*Exercise task:*
Locate and copy all lines bearing the word "республиканский".

───── The input

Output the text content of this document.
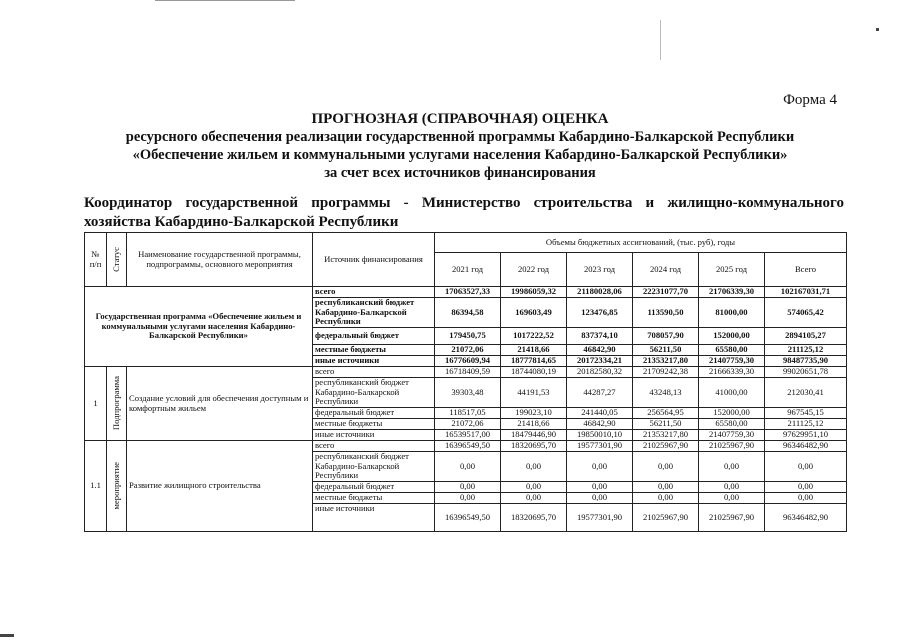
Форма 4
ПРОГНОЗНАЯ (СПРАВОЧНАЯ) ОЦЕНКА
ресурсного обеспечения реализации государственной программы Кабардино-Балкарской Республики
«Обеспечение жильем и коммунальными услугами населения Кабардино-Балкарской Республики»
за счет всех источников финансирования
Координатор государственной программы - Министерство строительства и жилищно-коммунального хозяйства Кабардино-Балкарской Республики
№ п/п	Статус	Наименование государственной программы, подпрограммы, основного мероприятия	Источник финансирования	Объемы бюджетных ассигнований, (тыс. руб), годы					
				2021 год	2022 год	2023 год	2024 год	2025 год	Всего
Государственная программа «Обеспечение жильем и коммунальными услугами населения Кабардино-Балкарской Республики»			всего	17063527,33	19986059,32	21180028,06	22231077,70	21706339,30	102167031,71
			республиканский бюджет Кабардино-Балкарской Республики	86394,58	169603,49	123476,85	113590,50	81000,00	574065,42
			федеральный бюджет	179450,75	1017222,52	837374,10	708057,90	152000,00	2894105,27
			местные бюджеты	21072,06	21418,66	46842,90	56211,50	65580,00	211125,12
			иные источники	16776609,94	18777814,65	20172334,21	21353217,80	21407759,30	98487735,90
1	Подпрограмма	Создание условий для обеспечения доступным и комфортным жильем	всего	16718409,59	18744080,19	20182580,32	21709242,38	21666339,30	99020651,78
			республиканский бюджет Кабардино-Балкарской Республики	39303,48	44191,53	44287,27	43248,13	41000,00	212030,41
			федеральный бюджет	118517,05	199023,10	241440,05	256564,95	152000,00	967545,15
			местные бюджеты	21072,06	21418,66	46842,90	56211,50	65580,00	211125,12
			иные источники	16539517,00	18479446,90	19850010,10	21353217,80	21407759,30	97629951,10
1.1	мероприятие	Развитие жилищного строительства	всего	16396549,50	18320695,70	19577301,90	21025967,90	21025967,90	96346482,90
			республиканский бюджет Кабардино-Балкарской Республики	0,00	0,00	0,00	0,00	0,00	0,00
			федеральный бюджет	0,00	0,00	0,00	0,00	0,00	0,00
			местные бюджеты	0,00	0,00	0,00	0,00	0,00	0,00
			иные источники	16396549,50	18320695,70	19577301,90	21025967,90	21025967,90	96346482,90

──────────
───── The input

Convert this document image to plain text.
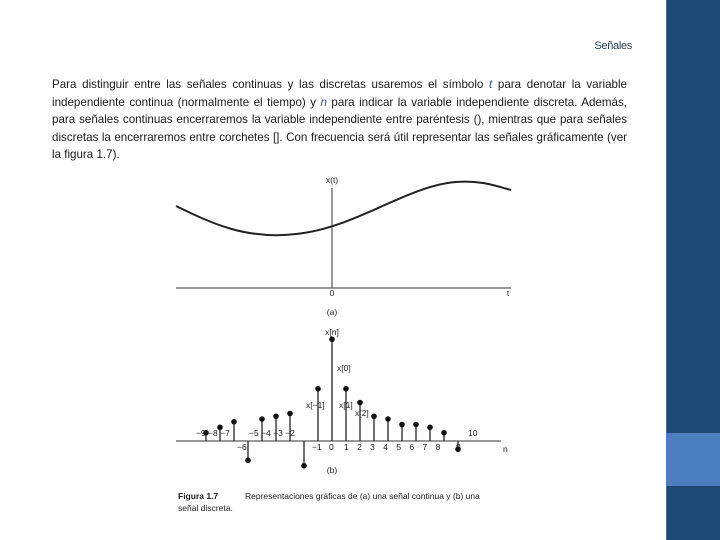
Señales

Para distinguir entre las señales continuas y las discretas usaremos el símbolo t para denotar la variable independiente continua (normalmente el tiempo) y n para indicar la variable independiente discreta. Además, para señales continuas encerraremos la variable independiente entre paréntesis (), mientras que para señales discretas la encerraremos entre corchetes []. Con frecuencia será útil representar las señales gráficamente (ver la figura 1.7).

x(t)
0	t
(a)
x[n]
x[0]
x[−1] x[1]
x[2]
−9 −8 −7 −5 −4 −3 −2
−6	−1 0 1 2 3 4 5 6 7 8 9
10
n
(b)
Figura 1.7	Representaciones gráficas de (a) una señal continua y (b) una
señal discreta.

──────────

*Task output:*
			республиканский бюджет Кабардино-Балкарской Республики	86394,58	169603,49	123476,85	113590,50	81000,00	574065,42
			республиканский бюджет Кабардино-Балкарской Республики	39303,48	44191,53	44287,27	43248,13	41000,00	212030,41
			республиканский бюджет Кабардино-Балкарской Республики	0,00	0,00	0,00	0,00	0,00	0,00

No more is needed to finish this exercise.